+++ Data provided
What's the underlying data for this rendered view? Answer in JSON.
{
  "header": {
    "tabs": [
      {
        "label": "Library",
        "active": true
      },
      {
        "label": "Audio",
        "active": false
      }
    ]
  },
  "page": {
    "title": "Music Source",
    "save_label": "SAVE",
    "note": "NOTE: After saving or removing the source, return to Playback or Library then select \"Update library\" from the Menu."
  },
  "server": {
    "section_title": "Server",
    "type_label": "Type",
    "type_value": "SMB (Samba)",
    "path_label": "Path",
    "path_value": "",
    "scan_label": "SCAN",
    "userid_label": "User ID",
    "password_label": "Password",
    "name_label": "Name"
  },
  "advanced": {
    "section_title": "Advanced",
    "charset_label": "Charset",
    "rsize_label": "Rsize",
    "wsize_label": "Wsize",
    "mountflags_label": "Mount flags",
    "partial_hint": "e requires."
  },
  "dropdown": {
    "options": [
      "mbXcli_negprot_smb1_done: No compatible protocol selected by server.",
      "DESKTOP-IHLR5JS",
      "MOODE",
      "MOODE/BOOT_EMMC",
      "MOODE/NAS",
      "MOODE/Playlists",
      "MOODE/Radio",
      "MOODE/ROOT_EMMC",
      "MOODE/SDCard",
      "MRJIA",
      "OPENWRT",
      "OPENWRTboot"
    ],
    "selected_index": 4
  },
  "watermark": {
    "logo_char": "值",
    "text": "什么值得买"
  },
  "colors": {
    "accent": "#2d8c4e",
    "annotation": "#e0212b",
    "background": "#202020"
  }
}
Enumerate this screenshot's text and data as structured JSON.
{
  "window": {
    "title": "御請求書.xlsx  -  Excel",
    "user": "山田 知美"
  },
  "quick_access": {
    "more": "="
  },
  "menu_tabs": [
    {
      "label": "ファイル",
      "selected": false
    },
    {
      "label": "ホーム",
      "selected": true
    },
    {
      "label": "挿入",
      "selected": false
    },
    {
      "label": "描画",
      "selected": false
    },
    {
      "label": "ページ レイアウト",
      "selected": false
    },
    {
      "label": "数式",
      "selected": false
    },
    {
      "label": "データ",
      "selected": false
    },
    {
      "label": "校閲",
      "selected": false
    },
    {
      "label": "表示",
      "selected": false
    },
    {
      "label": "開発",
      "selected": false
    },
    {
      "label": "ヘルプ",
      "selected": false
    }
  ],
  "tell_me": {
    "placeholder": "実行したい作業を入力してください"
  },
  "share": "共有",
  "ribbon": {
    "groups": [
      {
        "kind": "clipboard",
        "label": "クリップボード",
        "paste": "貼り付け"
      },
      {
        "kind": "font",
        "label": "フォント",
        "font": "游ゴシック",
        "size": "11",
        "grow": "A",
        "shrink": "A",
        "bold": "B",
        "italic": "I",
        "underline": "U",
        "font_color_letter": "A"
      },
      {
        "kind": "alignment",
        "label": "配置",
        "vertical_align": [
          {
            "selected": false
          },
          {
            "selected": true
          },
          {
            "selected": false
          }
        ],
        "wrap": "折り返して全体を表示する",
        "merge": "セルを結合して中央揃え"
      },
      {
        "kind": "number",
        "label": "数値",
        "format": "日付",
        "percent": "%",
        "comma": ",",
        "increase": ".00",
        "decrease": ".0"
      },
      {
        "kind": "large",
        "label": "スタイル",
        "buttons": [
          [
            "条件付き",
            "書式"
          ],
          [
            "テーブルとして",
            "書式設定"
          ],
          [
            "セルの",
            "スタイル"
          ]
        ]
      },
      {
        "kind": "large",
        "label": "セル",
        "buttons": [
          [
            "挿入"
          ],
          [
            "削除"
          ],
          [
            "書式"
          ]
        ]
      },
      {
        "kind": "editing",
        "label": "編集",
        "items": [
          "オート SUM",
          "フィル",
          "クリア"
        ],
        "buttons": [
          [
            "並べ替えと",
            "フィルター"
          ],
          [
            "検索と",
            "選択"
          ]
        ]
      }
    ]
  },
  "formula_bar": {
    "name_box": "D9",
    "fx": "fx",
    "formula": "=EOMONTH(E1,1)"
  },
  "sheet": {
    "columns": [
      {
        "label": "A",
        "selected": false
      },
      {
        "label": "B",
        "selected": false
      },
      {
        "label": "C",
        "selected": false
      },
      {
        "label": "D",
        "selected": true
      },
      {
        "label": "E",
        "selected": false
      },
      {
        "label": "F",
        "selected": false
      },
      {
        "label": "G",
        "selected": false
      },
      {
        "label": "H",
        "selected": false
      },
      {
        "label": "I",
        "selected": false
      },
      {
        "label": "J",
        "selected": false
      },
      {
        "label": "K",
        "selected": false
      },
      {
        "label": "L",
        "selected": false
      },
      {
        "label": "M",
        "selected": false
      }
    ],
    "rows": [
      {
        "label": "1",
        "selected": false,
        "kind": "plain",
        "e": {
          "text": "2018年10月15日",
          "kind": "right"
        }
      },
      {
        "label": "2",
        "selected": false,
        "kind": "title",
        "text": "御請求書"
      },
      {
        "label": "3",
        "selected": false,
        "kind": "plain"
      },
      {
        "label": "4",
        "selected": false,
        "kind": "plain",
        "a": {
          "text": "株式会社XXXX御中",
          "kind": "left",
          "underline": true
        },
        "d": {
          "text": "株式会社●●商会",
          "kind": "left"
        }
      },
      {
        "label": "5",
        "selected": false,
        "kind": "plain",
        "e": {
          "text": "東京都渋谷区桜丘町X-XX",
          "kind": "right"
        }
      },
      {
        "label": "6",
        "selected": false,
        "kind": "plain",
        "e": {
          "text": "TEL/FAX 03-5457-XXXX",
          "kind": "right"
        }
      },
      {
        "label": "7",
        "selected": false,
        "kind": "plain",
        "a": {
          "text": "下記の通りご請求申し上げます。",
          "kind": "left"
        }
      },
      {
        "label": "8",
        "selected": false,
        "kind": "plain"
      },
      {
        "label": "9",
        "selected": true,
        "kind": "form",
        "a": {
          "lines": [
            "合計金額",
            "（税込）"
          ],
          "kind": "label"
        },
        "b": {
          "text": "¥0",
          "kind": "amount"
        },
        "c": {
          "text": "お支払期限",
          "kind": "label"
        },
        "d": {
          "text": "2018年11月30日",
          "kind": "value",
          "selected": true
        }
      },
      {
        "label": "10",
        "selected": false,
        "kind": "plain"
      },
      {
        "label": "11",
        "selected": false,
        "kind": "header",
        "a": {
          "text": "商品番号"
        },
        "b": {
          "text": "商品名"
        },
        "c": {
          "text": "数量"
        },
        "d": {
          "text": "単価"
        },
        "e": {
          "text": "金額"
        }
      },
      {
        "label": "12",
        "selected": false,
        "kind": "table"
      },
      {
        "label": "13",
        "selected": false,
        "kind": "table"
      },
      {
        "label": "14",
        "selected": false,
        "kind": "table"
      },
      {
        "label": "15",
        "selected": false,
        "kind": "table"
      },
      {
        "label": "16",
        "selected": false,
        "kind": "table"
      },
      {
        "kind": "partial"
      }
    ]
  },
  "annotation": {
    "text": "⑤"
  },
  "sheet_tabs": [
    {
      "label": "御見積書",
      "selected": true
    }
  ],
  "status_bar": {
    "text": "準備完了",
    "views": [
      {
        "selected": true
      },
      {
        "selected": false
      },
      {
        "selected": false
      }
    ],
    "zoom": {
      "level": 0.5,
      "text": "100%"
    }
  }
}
++++++
### Objective
From the records above, please extract every line and repeat it exactly.

### Exercise response
What's the underlying data for this rendered view? Answer in JSON.
{
  "header": {
    "tabs": [
      {
        "label": "Library",
        "active": true
      },
      {
        "label": "Audio",
        "active": false
      }
    ]
  },
  "page": {
    "title": "Music Source",
    "save_label": "SAVE",
    "note": "NOTE: After saving or removing the source, return to Playback or Library then select \"Update library\" from the Menu."
  },
  "server": {
    "section_title": "Server",
    "type_label": "Type",
    "type_value": "SMB (Samba)",
    "path_label": "Path",
    "path_value": "",
    "scan_label": "SCAN",
    "userid_label": "User ID",
    "password_label": "Password",
    "name_label": "Name"
  },
  "advanced": {
    "section_title": "Advanced",
    "charset_label": "Charset",
    "rsize_label": "Rsize",
    "wsize_label": "Wsize",
    "mountflags_label": "Mount flags",
    "partial_hint": "e requires."
  },
  "dropdown": {
    "options": [
      "mbXcli_negprot_smb1_done: No compatible protocol selected by server.",
      "DESKTOP-IHLR5JS",
      "MOODE",
      "MOODE/BOOT_EMMC",
      "MOODE/NAS",
      "MOODE/Playlists",
      "MOODE/Radio",
      "MOODE/ROOT_EMMC",
      "MOODE/SDCard",
      "MRJIA",
      "OPENWRT",
      "OPENWRTboot"
    ],
    "selected_index": 4
  },
  "watermark": {
    "logo_char": "值",
    "text": "什么值得买"
  },
  "colors": {
    "accent": "#2d8c4e",
    "annotation": "#e0212b",
    "background": "#202020"
  }
}
Enumerate this screenshot's text and data as structured JSON.
{
  "window": {
    "title": "御請求書.xlsx  -  Excel",
    "user": "山田 知美"
  },
  "quick_access": {
    "more": "="
  },
  "menu_tabs": [
    {
      "label": "ファイル",
      "selected": false
    },
    {
      "label": "ホーム",
      "selected": true
    },
    {
      "label": "挿入",
      "selected": false
    },
    {
      "label": "描画",
      "selected": false
    },
    {
      "label": "ページ レイアウト",
      "selected": false
    },
    {
      "label": "数式",
      "selected": false
    },
    {
      "label": "データ",
      "selected": false
    },
    {
      "label": "校閲",
      "selected": false
    },
    {
      "label": "表示",
      "selected": false
    },
    {
      "label": "開発",
      "selected": false
    },
    {
      "label": "ヘルプ",
      "selected": false
    }
  ],
  "tell_me": {
    "placeholder": "実行したい作業を入力してください"
  },
  "share": "共有",
  "ribbon": {
    "groups": [
      {
        "kind": "clipboard",
        "label": "クリップボード",
        "paste": "貼り付け"
      },
      {
        "kind": "font",
        "label": "フォント",
        "font": "游ゴシック",
        "size": "11",
        "grow": "A",
        "shrink": "A",
        "bold": "B",
        "italic": "I",
        "underline": "U",
        "font_color_letter": "A"
      },
      {
        "kind": "alignment",
        "label": "配置",
        "vertical_align": [
          {
            "selected": false
          },
          {
            "selected": true
          },
          {
            "selected": false
          }
        ],
        "wrap": "折り返して全体を表示する",
        "merge": "セルを結合して中央揃え"
      },
      {
        "kind": "number",
        "label": "数値",
        "format": "日付",
        "percent": "%",
        "comma": ",",
        "increase": ".00",
        "decrease": ".0"
      },
      {
        "kind": "large",
        "label": "スタイル",
        "buttons": [
          [
            "条件付き",
            "書式"
          ],
          [
            "テーブルとして",
            "書式設定"
          ],
          [
            "セルの",
            "スタイル"
          ]
        ]
      },
      {
        "kind": "large",
        "label": "セル",
        "buttons": [
          [
            "挿入"
          ],
          [
            "削除"
          ],
          [
            "書式"
          ]
        ]
      },
      {
        "kind": "editing",
        "label": "編集",
        "items": [
          "オート SUM",
          "フィル",
          "クリア"
        ],
        "buttons": [
          [
            "並べ替えと",
            "フィルター"
          ],
          [
            "検索と",
            "選択"
          ]
        ]
      }
    ]
  },
  "formula_bar": {
    "name_box": "D9",
    "fx": "fx",
    "formula": "=EOMONTH(E1,1)"
  },
  "sheet": {
    "columns": [
      {
        "label": "A",
        "selected": false
      },
      {
        "label": "B",
        "selected": false
      },
      {
        "label": "C",
        "selected": false
      },
      {
        "label": "D",
        "selected": true
      },
      {
        "label": "E",
        "selected": false
      },
      {
        "label": "F",
        "selected": false
      },
      {
        "label": "G",
        "selected": false
      },
      {
        "label": "H",
        "selected": false
      },
      {
        "label": "I",
        "selected": false
      },
      {
        "label": "J",
        "selected": false
      },
      {
        "label": "K",
        "selected": false
      },
      {
        "label": "L",
        "selected": false
      },
      {
        "label": "M",
        "selected": false
      }
    ],
    "rows": [
      {
        "label": "1",
        "selected": false,
        "kind": "plain",
        "e": {
          "text": "2018年10月15日",
          "kind": "right"
        }
      },
      {
        "label": "2",
        "selected": false,
        "kind": "title",
        "text": "御請求書"
      },
      {
        "label": "3",
        "selected": false,
        "kind": "plain"
      },
      {
        "label": "4",
        "selected": false,
        "kind": "plain",
        "a": {
          "text": "株式会社XXXX御中",
          "kind": "left",
          "underline": true
        },
        "d": {
          "text": "株式会社●●商会",
          "kind": "left"
        }
      },
      {
        "label": "5",
        "selected": false,
        "kind": "plain",
        "e": {
          "text": "東京都渋谷区桜丘町X-XX",
          "kind": "right"
        }
      },
      {
        "label": "6",
        "selected": false,
        "kind": "plain",
        "e": {
          "text": "TEL/FAX 03-5457-XXXX",
          "kind": "right"
        }
      },
      {
        "label": "7",
        "selected": false,
        "kind": "plain",
        "a": {
          "text": "下記の通りご請求申し上げます。",
          "kind": "left"
        }
      },
      {
        "label": "8",
        "selected": false,
        "kind": "plain"
      },
      {
        "label": "9",
        "selected": true,
        "kind": "form",
        "a": {
          "lines": [
            "合計金額",
            "（税込）"
          ],
          "kind": "label"
        },
        "b": {
          "text": "¥0",
          "kind": "amount"
        },
        "c": {
          "text": "お支払期限",
          "kind": "label"
        },
        "d": {
          "text": "2018年11月30日",
          "kind": "value",
          "selected": true
        }
      },
      {
        "label": "10",
        "selected": false,
        "kind": "plain"
      },
      {
        "label": "11",
        "selected": false,
        "kind": "header",
        "a": {
          "text": "商品番号"
        },
        "b": {
          "text": "商品名"
        },
        "c": {
          "text": "数量"
        },
        "d": {
          "text": "単価"
        },
        "e": {
          "text": "金額"
        }
      },
      {
        "label": "12",
        "selected": false,
        "kind": "table"
      },
      {
        "label": "13",
        "selected": false,
        "kind": "table"
      },
      {
        "label": "14",
        "selected": false,
        "kind": "table"
      },
      {
        "label": "15",
        "selected": false,
        "kind": "table"
      },
      {
        "label": "16",
        "selected": false,
        "kind": "table"
      },
      {
        "kind": "partial"
      }
    ]
  },
  "annotation": {
    "text": "⑤"
  },
  "sheet_tabs": [
    {
      "label": "御見積書",
      "selected": true
    }
  ],
  "status_bar": {
    "text": "準備完了",
    "views": [
      {
        "selected": true
      },
      {
        "selected": false
      },
      {
        "selected": false
      }
    ],
    "zoom": {
      "level": 0.5,
      "text": "100%"
    }
  }
}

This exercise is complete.